Task objective>
Determine how many lines of this material contain "Testian". Give only the number.

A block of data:
## begin

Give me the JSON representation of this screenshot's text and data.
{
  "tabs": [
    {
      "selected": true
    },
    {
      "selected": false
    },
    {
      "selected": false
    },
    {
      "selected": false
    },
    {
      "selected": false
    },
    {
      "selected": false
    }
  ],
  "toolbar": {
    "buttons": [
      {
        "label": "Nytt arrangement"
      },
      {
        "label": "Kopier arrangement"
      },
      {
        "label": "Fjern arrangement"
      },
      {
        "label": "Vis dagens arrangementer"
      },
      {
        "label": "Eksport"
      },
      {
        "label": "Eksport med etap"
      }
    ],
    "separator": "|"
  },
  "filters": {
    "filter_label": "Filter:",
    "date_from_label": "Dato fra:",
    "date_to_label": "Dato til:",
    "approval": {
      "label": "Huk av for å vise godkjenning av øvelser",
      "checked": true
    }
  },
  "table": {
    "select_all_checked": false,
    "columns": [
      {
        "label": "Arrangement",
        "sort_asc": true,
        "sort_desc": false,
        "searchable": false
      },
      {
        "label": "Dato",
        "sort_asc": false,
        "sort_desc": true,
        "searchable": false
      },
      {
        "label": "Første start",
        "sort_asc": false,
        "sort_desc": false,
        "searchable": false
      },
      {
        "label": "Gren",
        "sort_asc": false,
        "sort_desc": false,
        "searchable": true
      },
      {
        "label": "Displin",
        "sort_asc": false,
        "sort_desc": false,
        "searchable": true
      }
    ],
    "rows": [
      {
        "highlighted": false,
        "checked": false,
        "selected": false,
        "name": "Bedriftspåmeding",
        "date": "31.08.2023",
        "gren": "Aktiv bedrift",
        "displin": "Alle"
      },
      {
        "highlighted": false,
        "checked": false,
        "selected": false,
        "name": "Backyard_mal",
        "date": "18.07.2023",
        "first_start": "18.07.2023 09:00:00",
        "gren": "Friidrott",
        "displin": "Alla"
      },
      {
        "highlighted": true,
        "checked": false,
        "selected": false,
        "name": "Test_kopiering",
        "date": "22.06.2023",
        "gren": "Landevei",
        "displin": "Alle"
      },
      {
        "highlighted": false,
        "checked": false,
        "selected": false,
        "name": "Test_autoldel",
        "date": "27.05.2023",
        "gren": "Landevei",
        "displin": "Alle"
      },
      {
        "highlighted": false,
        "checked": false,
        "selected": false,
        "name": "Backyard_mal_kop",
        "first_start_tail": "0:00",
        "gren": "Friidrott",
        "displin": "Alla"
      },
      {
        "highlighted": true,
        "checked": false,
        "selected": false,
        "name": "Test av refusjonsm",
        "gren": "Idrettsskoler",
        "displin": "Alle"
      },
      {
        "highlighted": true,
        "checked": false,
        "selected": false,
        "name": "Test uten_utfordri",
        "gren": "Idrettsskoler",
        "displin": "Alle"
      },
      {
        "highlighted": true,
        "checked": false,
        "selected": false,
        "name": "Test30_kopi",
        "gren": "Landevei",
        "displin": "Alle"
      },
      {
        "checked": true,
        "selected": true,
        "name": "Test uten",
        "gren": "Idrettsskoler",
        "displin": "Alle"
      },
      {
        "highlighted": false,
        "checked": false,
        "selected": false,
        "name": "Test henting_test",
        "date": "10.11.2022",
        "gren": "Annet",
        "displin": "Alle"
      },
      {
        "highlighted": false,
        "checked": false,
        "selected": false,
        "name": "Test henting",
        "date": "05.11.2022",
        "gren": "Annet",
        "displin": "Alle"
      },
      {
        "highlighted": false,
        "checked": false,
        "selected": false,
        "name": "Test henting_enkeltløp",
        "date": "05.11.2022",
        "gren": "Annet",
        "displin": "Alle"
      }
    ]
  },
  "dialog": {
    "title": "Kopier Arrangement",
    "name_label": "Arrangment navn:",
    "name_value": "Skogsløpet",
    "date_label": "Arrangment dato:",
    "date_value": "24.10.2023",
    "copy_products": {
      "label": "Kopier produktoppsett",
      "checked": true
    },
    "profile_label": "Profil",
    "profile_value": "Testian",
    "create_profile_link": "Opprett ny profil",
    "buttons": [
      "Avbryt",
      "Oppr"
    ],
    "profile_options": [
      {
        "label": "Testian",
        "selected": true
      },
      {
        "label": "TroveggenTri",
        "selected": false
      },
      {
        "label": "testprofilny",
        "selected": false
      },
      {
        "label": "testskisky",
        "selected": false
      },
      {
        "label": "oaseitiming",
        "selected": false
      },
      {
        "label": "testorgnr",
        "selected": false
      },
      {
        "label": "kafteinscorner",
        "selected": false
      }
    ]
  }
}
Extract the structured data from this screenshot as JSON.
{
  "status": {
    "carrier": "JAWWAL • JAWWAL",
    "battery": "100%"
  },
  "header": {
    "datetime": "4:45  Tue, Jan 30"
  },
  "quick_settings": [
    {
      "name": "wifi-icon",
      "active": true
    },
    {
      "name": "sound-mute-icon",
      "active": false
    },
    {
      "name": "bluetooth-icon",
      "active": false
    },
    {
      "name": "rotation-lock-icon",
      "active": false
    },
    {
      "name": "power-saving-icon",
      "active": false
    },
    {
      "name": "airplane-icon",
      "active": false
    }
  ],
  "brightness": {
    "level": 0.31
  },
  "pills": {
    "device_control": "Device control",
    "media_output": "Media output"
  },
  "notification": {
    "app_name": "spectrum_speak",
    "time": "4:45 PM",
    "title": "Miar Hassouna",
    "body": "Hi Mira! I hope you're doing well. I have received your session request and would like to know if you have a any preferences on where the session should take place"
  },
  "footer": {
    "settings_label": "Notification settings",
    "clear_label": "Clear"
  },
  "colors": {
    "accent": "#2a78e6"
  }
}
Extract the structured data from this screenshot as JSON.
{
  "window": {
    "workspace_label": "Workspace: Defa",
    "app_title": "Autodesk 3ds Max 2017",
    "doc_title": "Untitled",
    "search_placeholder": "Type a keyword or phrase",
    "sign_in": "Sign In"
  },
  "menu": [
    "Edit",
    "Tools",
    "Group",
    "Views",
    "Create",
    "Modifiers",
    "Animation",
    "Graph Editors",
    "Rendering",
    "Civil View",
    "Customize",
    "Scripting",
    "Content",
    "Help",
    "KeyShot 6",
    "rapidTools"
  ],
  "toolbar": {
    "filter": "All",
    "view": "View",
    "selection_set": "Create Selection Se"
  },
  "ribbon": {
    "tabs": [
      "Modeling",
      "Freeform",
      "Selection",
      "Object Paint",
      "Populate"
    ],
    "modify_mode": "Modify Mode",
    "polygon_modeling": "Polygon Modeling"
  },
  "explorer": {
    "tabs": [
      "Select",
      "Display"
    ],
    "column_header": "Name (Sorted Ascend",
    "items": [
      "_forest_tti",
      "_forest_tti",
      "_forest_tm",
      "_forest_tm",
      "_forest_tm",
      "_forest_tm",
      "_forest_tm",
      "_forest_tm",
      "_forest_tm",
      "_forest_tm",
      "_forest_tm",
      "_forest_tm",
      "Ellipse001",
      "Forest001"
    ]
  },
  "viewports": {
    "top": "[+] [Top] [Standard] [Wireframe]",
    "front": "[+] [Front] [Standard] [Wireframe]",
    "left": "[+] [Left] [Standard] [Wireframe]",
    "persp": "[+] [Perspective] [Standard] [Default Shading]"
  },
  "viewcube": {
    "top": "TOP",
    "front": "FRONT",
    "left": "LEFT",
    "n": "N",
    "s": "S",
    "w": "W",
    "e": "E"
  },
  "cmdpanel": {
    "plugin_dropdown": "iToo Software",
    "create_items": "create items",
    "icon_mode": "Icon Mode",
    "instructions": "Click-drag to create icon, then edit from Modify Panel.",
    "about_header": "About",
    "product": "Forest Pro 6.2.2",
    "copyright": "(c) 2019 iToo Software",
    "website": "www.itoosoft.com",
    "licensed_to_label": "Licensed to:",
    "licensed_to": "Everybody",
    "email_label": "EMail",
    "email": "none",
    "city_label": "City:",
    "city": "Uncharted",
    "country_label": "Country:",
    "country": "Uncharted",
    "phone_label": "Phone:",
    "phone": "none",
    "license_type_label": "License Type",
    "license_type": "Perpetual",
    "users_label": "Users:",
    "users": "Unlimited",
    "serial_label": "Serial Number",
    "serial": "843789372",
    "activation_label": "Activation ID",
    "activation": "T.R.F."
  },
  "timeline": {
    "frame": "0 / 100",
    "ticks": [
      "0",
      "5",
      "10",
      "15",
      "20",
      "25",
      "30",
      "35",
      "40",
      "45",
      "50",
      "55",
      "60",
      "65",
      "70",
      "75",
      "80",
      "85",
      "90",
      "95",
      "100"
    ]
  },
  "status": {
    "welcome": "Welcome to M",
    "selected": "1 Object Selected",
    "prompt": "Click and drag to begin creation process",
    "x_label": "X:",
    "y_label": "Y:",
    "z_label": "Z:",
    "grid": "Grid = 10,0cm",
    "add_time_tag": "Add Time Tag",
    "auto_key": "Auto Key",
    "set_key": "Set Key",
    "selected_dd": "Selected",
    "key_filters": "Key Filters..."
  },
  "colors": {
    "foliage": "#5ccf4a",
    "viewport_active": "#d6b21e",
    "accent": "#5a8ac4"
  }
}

## end

Result of this exercise>
2